→ **What you will do**: Repeat each record exactly. Any picture gets left out.

→ **Supplied entries**:
☆ ☆ ☆ ☆ ☆ ☆ ☆

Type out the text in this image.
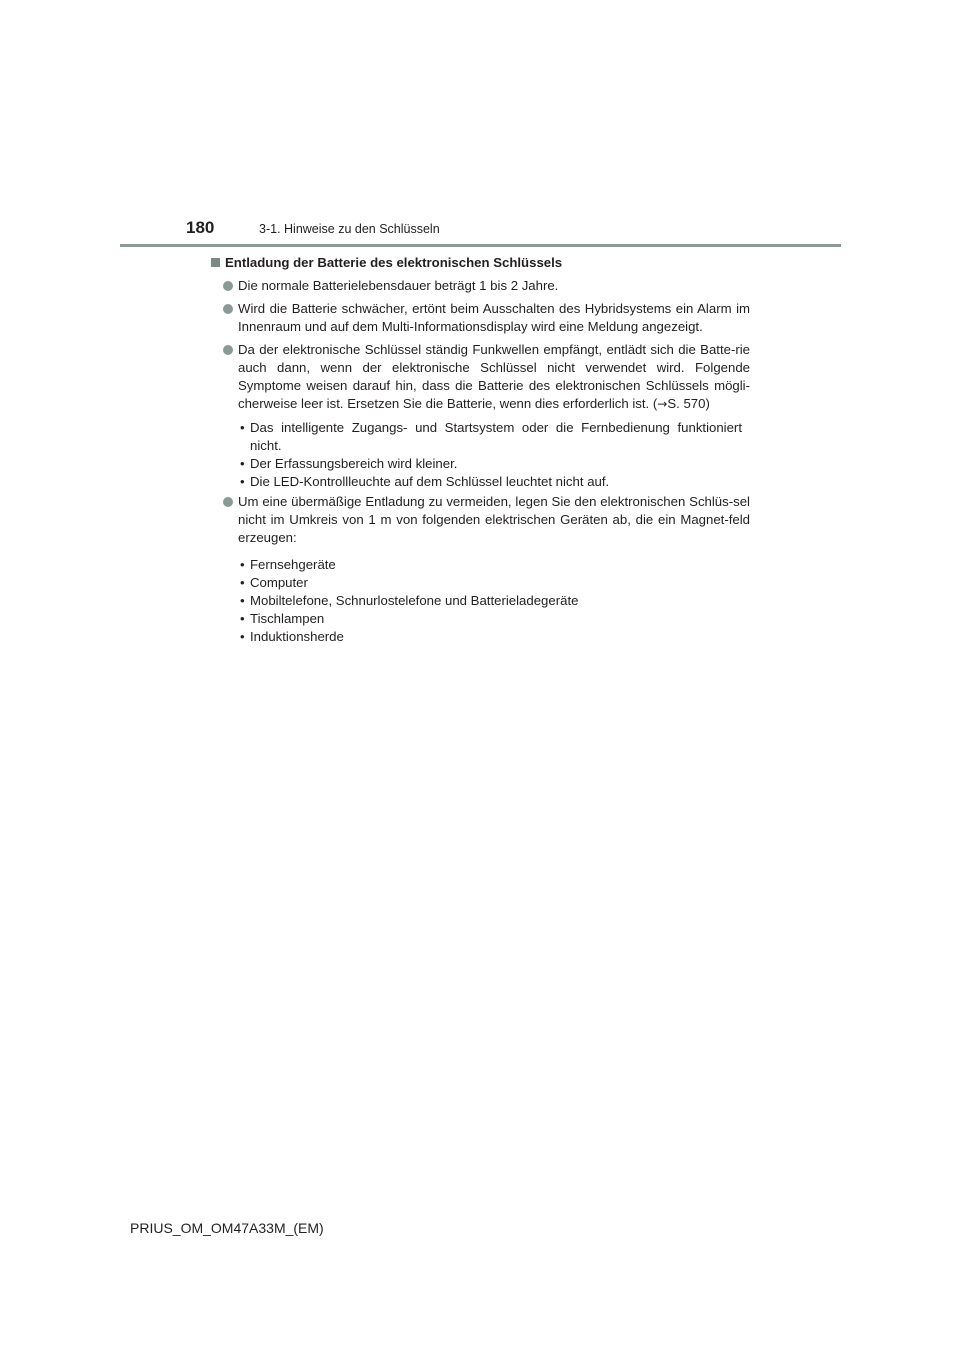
180	3-1. Hinweise zu den Schlüsseln
Entladung der Batterie des elektronischen Schlüssels
Die normale Batterielebensdauer beträgt 1 bis 2 Jahre.
Wird die Batterie schwächer, ertönt beim Ausschalten des Hybridsystems ein Alarm im Innenraum und auf dem Multi-Informationsdisplay wird eine Meldung angezeigt.
Da der elektronische Schlüssel ständig Funkwellen empfängt, entlädt sich die Batte-rie auch dann, wenn der elektronische Schlüssel nicht verwendet wird. Folgende Symptome weisen darauf hin, dass die Batterie des elektronischen Schlüssels mögli-cherweise leer ist. Ersetzen Sie die Batterie, wenn dies erforderlich ist. (→S. 570)
• Das intelligente Zugangs- und Startsystem oder die Fernbedienung funktioniert nicht.
• Der Erfassungsbereich wird kleiner.
• Die LED-Kontrollleuchte auf dem Schlüssel leuchtet nicht auf.
Um eine übermäßige Entladung zu vermeiden, legen Sie den elektronischen Schlüs-sel nicht im Umkreis von 1 m von folgenden elektrischen Geräten ab, die ein Magnet-feld erzeugen:
• Fernsehgeräte
• Computer
• Mobiltelefone, Schnurlostelefone und Batterieladegeräte
• Tischlampen
• Induktionsherde
PRIUS_OM_OM47A33M_(EM)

☆ ☆ ☆ ☆ ☆ ☆ ☆

→ **Solution to this exercise**:
Type out the text in this image.
180	3-1. Hinweise zu den Schlüsseln
Entladung der Batterie des elektronischen Schlüssels
Die normale Batterielebensdauer beträgt 1 bis 2 Jahre.
Wird die Batterie schwächer, ertönt beim Ausschalten des Hybridsystems ein Alarm im Innenraum und auf dem Multi-Informationsdisplay wird eine Meldung angezeigt.
Da der elektronische Schlüssel ständig Funkwellen empfängt, entlädt sich die Batte-rie auch dann, wenn der elektronische Schlüssel nicht verwendet wird. Folgende Symptome weisen darauf hin, dass die Batterie des elektronischen Schlüssels mögli-cherweise leer ist. Ersetzen Sie die Batterie, wenn dies erforderlich ist. (→S. 570)
• Das intelligente Zugangs- und Startsystem oder die Fernbedienung funktioniert nicht.
• Der Erfassungsbereich wird kleiner.
• Die LED-Kontrollleuchte auf dem Schlüssel leuchtet nicht auf.
Um eine übermäßige Entladung zu vermeiden, legen Sie den elektronischen Schlüs-sel nicht im Umkreis von 1 m von folgenden elektrischen Geräten ab, die ein Magnet-feld erzeugen:
• Fernsehgeräte
• Computer
• Mobiltelefone, Schnurlostelefone und Batterieladegeräte
• Tischlampen
• Induktionsherde
PRIUS_OM_OM47A33M_(EM)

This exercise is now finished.